╭─ Material for this exercise

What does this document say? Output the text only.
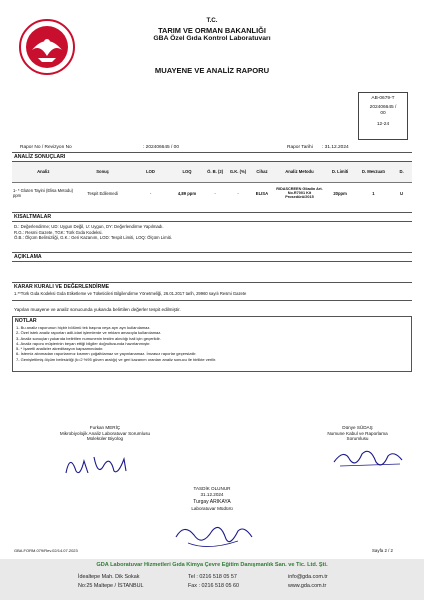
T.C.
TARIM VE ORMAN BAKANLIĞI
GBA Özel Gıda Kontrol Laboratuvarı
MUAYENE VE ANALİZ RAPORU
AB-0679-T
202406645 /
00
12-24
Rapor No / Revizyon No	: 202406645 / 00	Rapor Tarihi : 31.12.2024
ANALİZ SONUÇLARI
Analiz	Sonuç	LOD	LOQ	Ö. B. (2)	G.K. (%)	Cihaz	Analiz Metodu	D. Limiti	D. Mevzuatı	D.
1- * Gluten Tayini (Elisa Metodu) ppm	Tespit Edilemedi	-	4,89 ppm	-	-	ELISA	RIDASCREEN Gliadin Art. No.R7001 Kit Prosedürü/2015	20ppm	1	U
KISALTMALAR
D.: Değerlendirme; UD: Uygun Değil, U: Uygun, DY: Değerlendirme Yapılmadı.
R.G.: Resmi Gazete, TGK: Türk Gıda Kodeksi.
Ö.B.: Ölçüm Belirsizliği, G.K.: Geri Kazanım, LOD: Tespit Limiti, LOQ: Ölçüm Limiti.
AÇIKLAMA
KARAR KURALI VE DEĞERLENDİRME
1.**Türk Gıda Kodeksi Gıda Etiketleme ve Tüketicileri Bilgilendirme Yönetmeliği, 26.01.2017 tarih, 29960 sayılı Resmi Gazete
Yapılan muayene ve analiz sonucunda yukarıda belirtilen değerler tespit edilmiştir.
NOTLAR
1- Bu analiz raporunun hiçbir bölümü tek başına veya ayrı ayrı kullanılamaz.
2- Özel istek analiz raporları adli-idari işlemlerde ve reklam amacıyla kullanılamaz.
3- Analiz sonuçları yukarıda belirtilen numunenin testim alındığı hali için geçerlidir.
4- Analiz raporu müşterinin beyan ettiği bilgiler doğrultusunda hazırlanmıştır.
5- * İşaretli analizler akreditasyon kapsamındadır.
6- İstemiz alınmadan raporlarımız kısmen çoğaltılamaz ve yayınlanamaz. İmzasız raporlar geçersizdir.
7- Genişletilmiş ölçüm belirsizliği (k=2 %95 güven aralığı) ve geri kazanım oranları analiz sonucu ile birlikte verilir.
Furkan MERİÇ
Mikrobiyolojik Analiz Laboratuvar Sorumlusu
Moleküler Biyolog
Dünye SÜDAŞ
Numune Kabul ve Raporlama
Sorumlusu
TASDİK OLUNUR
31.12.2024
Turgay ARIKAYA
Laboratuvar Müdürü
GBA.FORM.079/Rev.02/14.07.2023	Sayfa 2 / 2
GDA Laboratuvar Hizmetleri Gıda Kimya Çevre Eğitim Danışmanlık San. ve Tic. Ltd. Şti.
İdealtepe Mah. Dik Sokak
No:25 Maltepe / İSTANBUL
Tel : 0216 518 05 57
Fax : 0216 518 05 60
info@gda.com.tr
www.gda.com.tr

╰─

▶ [Set task] Give back only a number, the number of lines where the string "Gazete" occurs.

▶ [Solution] 2